Direction: Copy the lines below as they are; omit the images they contain.

Dataset rows:
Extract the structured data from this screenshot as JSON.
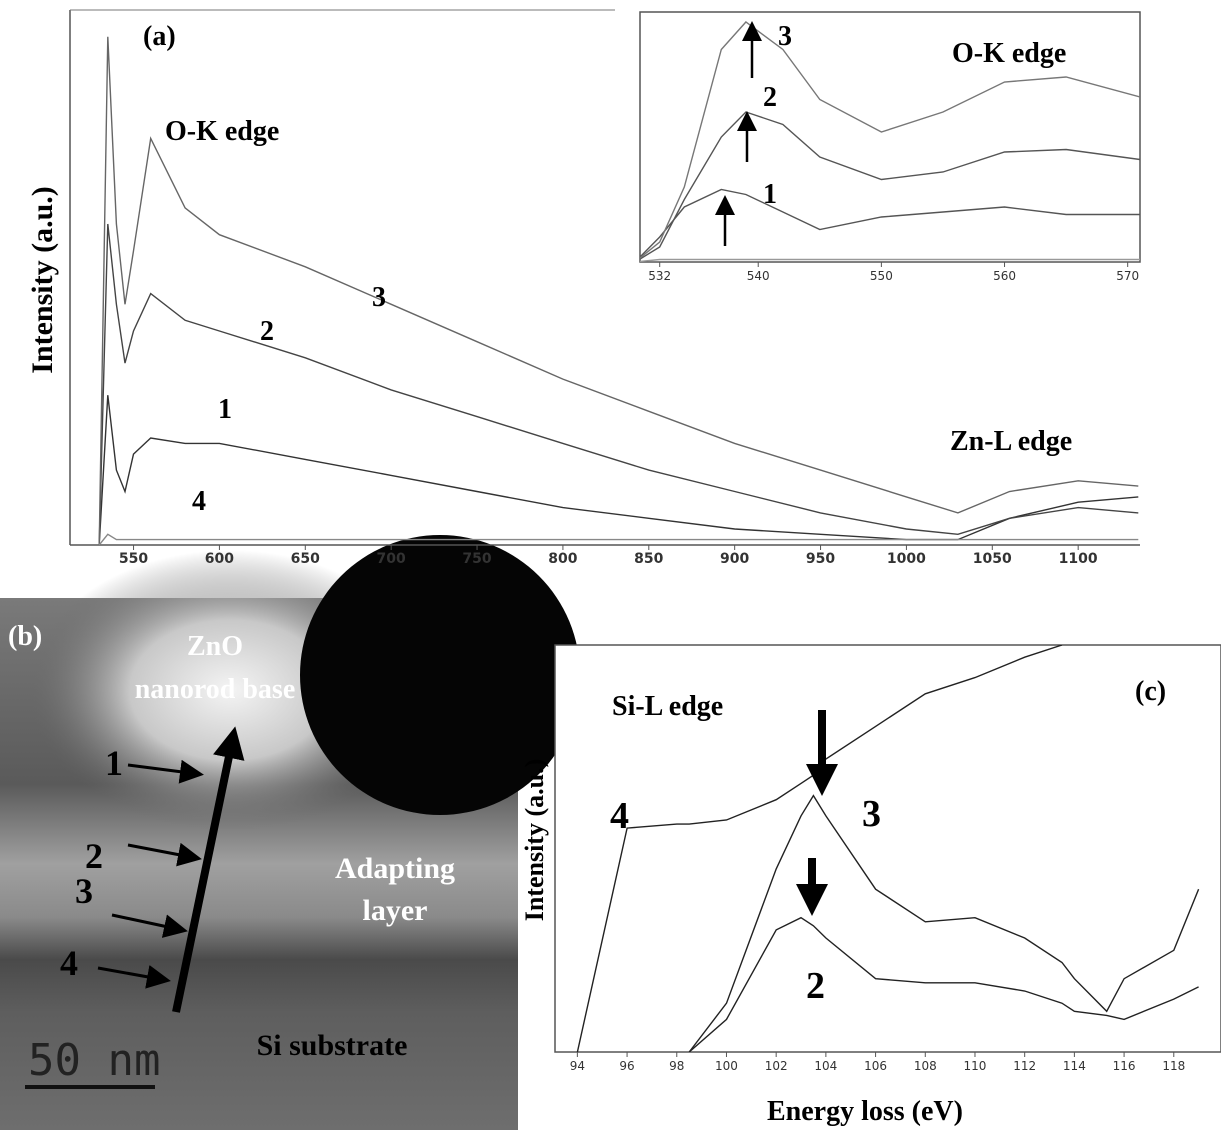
{
  "chart_data": [
    {
      "type": "line",
      "panel_label": "(a)",
      "ylabel": "Intensity (a.u.)",
      "annotations": [
        "O-K edge",
        "Zn-L edge"
      ],
      "x": [
        530,
        535,
        540,
        545,
        550,
        560,
        580,
        600,
        650,
        700,
        750,
        800,
        850,
        900,
        950,
        1000,
        1030,
        1060,
        1100,
        1135
      ],
      "xlim": [
        513,
        1136
      ],
      "xticks": [
        550,
        600,
        650,
        700,
        750,
        800,
        850,
        900,
        950,
        1000,
        1050,
        1100
      ],
      "ylim": [
        0,
        100
      ],
      "series": [
        {
          "name": "1",
          "color": "#333333",
          "values": [
            0,
            28,
            14,
            10,
            17,
            20,
            19,
            19,
            16,
            13,
            10,
            7,
            5,
            3,
            2,
            1,
            1,
            5,
            8,
            9
          ]
        },
        {
          "name": "2",
          "color": "#444444",
          "values": [
            0,
            60,
            45,
            34,
            40,
            47,
            42,
            40,
            35,
            29,
            24,
            19,
            14,
            10,
            6,
            3,
            2,
            5,
            7,
            6
          ]
        },
        {
          "name": "3",
          "color": "#666666",
          "values": [
            0,
            95,
            60,
            45,
            55,
            76,
            63,
            58,
            52,
            45,
            38,
            31,
            25,
            19,
            14,
            9,
            6,
            10,
            12,
            11
          ]
        },
        {
          "name": "4",
          "color": "#888888",
          "values": [
            0,
            2,
            1,
            1,
            1,
            1,
            1,
            1,
            1,
            1,
            1,
            1,
            1,
            1,
            1,
            1,
            1,
            1,
            1,
            1
          ]
        }
      ]
    },
    {
      "type": "line",
      "annotations": [
        "O-K edge"
      ],
      "x": [
        530,
        532,
        534,
        537,
        539,
        542,
        545,
        550,
        555,
        560,
        565,
        571
      ],
      "xlim": [
        530.4,
        571
      ],
      "xticks": [
        532,
        540,
        550,
        560,
        570
      ],
      "ylim": [
        0,
        100
      ],
      "series": [
        {
          "name": "1",
          "color": "#555555",
          "values": [
            0,
            10,
            22,
            29,
            27,
            20,
            13,
            18,
            20,
            22,
            19,
            19
          ]
        },
        {
          "name": "2",
          "color": "#555555",
          "values": [
            0,
            6,
            25,
            50,
            60,
            55,
            42,
            33,
            36,
            44,
            45,
            41
          ]
        },
        {
          "name": "3",
          "color": "#777777",
          "values": [
            0,
            8,
            30,
            85,
            96,
            85,
            65,
            52,
            60,
            72,
            74,
            66
          ]
        },
        {
          "color": "#999999",
          "values": [
            0,
            1,
            1,
            1,
            1,
            1,
            1,
            1,
            1,
            1,
            1,
            1
          ]
        }
      ]
    },
    {
      "type": "line",
      "panel_label": "(c)",
      "xlabel": "Energy loss (eV)",
      "ylabel": "Intensity (a.u.)",
      "annotations": [
        "Si-L edge"
      ],
      "x": [
        94,
        96,
        98,
        98.5,
        100,
        102,
        103,
        103.5,
        104,
        106,
        108,
        110,
        112,
        113.5,
        114,
        115.3,
        116,
        118,
        119
      ],
      "xlim": [
        93.1,
        119.9
      ],
      "xticks": [
        94,
        96,
        98,
        100,
        102,
        104,
        106,
        108,
        110,
        112,
        114,
        116,
        118
      ],
      "ylim": [
        0,
        100
      ],
      "series": [
        {
          "name": "2",
          "color": "#222222",
          "values": [
            null,
            null,
            null,
            0,
            8,
            30,
            33,
            31,
            28,
            18,
            17,
            17,
            15,
            12,
            10,
            9,
            8,
            13,
            16
          ]
        },
        {
          "name": "3",
          "color": "#222222",
          "values": [
            null,
            null,
            null,
            0,
            12,
            45,
            58,
            63,
            58,
            40,
            32,
            33,
            28,
            22,
            18,
            10,
            18,
            25,
            40
          ]
        },
        {
          "name": "4",
          "color": "#222222",
          "values": [
            0,
            55,
            56,
            56,
            57,
            62,
            66,
            68,
            72,
            80,
            88,
            92,
            97,
            100,
            null,
            null,
            null,
            null,
            null
          ]
        }
      ]
    }
  ],
  "image_panel": {
    "panel_label": "(b)",
    "labels": [
      "ZnO",
      "nanorod base",
      "Adapting",
      "layer",
      "Si substrate",
      "1",
      "2",
      "3",
      "4"
    ],
    "scale_bar": "50 nm"
  }
}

Exercise answer:
Extract the structured data from this screenshot as JSON.
{
  "chart_data": [
    {
      "type": "line",
      "panel_label": "(a)",
      "ylabel": "Intensity (a.u.)",
      "annotations": [
        "O-K edge",
        "Zn-L edge"
      ],
      "x": [
        530,
        535,
        540,
        545,
        550,
        560,
        580,
        600,
        650,
        700,
        750,
        800,
        850,
        900,
        950,
        1000,
        1030,
        1060,
        1100,
        1135
      ],
      "xlim": [
        513,
        1136
      ],
      "xticks": [
        550,
        600,
        650,
        700,
        750,
        800,
        850,
        900,
        950,
        1000,
        1050,
        1100
      ],
      "ylim": [
        0,
        100
      ],
      "series": [
        {
          "name": "1",
          "color": "#333333",
          "values": [
            0,
            28,
            14,
            10,
            17,
            20,
            19,
            19,
            16,
            13,
            10,
            7,
            5,
            3,
            2,
            1,
            1,
            5,
            8,
            9
          ]
        },
        {
          "name": "2",
          "color": "#444444",
          "values": [
            0,
            60,
            45,
            34,
            40,
            47,
            42,
            40,
            35,
            29,
            24,
            19,
            14,
            10,
            6,
            3,
            2,
            5,
            7,
            6
          ]
        },
        {
          "name": "3",
          "color": "#666666",
          "values": [
            0,
            95,
            60,
            45,
            55,
            76,
            63,
            58,
            52,
            45,
            38,
            31,
            25,
            19,
            14,
            9,
            6,
            10,
            12,
            11
          ]
        },
        {
          "name": "4",
          "color": "#888888",
          "values": [
            0,
            2,
            1,
            1,
            1,
            1,
            1,
            1,
            1,
            1,
            1,
            1,
            1,
            1,
            1,
            1,
            1,
            1,
            1,
            1
          ]
        }
      ]
    },
    {
      "type": "line",
      "annotations": [
        "O-K edge"
      ],
      "x": [
        530,
        532,
        534,
        537,
        539,
        542,
        545,
        550,
        555,
        560,
        565,
        571
      ],
      "xlim": [
        530.4,
        571
      ],
      "xticks": [
        532,
        540,
        550,
        560,
        570
      ],
      "ylim": [
        0,
        100
      ],
      "series": [
        {
          "name": "1",
          "color": "#555555",
          "values": [
            0,
            10,
            22,
            29,
            27,
            20,
            13,
            18,
            20,
            22,
            19,
            19
          ]
        },
        {
          "name": "2",
          "color": "#555555",
          "values": [
            0,
            6,
            25,
            50,
            60,
            55,
            42,
            33,
            36,
            44,
            45,
            41
          ]
        },
        {
          "name": "3",
          "color": "#777777",
          "values": [
            0,
            8,
            30,
            85,
            96,
            85,
            65,
            52,
            60,
            72,
            74,
            66
          ]
        },
        {
          "color": "#999999",
          "values": [
            0,
            1,
            1,
            1,
            1,
            1,
            1,
            1,
            1,
            1,
            1,
            1
          ]
        }
      ]
    },
    {
      "type": "line",
      "panel_label": "(c)",
      "xlabel": "Energy loss (eV)",
      "ylabel": "Intensity (a.u.)",
      "annotations": [
        "Si-L edge"
      ],
      "x": [
        94,
        96,
        98,
        98.5,
        100,
        102,
        103,
        103.5,
        104,
        106,
        108,
        110,
        112,
        113.5,
        114,
        115.3,
        116,
        118,
        119
      ],
      "xlim": [
        93.1,
        119.9
      ],
      "xticks": [
        94,
        96,
        98,
        100,
        102,
        104,
        106,
        108,
        110,
        112,
        114,
        116,
        118
      ],
      "ylim": [
        0,
        100
      ],
      "series": [
        {
          "name": "2",
          "color": "#222222",
          "values": [
            null,
            null,
            null,
            0,
            8,
            30,
            33,
            31,
            28,
            18,
            17,
            17,
            15,
            12,
            10,
            9,
            8,
            13,
            16
          ]
        },
        {
          "name": "3",
          "color": "#222222",
          "values": [
            null,
            null,
            null,
            0,
            12,
            45,
            58,
            63,
            58,
            40,
            32,
            33,
            28,
            22,
            18,
            10,
            18,
            25,
            40
          ]
        },
        {
          "name": "4",
          "color": "#222222",
          "values": [
            0,
            55,
            56,
            56,
            57,
            62,
            66,
            68,
            72,
            80,
            88,
            92,
            97,
            100,
            null,
            null,
            null,
            null,
            null
          ]
        }
      ]
    }
  ],
  "image_panel": {
    "panel_label": "(b)",
    "labels": [
      "ZnO",
      "nanorod base",
      "Adapting",
      "layer",
      "Si substrate",
      "1",
      "2",
      "3",
      "4"
    ],
    "scale_bar": "50 nm"
  }
}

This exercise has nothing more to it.